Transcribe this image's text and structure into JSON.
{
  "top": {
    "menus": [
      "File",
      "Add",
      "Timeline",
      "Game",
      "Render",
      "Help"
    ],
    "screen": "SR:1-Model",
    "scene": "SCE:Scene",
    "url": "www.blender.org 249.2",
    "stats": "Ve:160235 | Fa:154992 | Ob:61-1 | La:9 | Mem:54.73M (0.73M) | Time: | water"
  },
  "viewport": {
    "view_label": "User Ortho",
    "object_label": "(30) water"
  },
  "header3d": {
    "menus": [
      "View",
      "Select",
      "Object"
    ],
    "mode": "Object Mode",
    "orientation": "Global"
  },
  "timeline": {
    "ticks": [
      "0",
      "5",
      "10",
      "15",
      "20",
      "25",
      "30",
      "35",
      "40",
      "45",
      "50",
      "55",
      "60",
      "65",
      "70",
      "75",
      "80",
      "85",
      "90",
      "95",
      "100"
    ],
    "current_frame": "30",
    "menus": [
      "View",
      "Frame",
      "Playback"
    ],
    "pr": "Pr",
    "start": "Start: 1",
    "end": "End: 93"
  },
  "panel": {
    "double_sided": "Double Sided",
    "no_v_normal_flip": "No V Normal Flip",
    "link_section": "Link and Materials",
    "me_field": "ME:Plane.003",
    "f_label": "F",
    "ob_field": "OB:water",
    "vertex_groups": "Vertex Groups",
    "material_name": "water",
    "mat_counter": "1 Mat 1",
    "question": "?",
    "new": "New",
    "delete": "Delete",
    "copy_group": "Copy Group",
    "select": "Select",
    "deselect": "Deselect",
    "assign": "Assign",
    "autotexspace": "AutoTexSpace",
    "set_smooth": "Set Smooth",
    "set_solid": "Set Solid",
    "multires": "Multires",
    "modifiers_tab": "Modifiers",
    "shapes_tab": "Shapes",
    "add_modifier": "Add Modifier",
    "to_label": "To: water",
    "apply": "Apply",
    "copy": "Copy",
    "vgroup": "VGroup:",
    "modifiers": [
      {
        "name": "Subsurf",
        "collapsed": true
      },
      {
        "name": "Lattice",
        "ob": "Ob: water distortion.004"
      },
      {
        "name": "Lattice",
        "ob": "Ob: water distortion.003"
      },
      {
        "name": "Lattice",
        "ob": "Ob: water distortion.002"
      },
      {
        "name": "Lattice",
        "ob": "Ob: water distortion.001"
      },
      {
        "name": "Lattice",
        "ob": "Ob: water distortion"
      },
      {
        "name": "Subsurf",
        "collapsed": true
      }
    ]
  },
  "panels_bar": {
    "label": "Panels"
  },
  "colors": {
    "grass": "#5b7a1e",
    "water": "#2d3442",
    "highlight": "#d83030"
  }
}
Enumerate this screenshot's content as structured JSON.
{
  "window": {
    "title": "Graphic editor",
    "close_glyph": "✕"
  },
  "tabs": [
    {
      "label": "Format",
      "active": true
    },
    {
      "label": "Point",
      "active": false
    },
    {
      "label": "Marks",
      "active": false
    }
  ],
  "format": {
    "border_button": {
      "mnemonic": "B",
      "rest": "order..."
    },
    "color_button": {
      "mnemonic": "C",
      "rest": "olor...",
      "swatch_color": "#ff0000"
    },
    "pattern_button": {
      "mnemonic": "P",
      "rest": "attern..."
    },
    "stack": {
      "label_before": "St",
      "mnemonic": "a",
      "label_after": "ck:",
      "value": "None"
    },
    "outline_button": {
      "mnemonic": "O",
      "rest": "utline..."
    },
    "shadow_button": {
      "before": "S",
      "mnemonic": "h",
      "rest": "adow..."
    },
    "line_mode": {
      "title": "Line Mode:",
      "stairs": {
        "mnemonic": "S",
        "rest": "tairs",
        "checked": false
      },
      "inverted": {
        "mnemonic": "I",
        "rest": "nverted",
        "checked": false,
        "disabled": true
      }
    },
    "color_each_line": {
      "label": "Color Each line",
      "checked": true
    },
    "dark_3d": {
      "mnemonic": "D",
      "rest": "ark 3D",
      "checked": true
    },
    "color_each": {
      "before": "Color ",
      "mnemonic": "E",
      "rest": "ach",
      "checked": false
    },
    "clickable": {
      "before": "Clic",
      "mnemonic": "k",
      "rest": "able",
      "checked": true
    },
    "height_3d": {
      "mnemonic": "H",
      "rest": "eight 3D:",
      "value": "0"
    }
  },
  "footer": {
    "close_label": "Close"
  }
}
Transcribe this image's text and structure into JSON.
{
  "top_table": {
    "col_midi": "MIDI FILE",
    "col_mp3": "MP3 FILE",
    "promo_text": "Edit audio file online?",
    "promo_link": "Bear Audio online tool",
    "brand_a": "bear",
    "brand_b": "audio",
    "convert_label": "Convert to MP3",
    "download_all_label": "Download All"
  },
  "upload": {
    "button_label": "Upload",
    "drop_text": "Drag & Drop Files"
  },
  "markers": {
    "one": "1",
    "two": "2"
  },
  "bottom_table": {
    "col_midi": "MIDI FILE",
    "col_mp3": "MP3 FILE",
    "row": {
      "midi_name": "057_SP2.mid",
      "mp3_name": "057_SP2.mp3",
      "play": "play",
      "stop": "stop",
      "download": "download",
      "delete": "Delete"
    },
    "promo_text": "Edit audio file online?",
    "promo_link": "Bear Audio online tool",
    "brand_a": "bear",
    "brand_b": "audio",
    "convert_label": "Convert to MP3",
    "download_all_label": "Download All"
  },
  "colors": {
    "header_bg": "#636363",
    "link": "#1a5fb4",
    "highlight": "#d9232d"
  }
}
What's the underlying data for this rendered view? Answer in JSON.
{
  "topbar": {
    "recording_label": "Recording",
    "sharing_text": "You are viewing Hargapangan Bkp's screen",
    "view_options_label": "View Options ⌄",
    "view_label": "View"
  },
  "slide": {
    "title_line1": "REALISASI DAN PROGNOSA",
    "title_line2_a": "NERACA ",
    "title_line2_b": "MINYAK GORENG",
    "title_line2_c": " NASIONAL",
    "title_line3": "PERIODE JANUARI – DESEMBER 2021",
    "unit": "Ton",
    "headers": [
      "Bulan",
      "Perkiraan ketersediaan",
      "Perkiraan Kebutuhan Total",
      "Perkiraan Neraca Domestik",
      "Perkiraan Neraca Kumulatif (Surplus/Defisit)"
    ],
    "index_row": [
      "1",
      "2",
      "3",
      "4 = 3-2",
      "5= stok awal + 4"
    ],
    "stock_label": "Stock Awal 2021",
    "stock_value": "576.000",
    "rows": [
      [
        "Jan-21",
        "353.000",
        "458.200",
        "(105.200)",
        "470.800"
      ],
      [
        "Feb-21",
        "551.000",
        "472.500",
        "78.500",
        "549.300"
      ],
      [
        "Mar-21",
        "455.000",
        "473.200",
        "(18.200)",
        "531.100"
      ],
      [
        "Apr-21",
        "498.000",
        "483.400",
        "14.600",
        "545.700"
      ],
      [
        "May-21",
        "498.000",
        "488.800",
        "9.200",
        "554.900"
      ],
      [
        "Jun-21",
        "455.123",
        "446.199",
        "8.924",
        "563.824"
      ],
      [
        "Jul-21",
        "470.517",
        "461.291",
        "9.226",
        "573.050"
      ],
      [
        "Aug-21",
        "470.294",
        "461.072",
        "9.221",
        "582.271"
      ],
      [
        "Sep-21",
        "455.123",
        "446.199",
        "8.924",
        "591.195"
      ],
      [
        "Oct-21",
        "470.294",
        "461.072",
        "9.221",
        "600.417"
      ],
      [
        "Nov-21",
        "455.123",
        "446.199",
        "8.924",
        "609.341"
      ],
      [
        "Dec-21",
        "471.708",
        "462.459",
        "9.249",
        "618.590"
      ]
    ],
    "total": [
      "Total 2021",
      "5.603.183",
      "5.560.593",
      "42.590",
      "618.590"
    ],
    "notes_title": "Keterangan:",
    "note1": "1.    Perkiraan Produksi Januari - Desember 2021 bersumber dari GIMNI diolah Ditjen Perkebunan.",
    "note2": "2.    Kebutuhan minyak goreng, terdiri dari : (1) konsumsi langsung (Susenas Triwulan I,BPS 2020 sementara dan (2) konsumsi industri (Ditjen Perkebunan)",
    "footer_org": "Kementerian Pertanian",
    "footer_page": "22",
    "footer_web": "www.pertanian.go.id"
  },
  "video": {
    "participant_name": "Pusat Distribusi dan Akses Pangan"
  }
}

------------------------------------------------

> _Stated goal_:
Looking at the material above, count the lines that hold "Perkiraan" and give the total alone.

> _Result of the exercise_:
5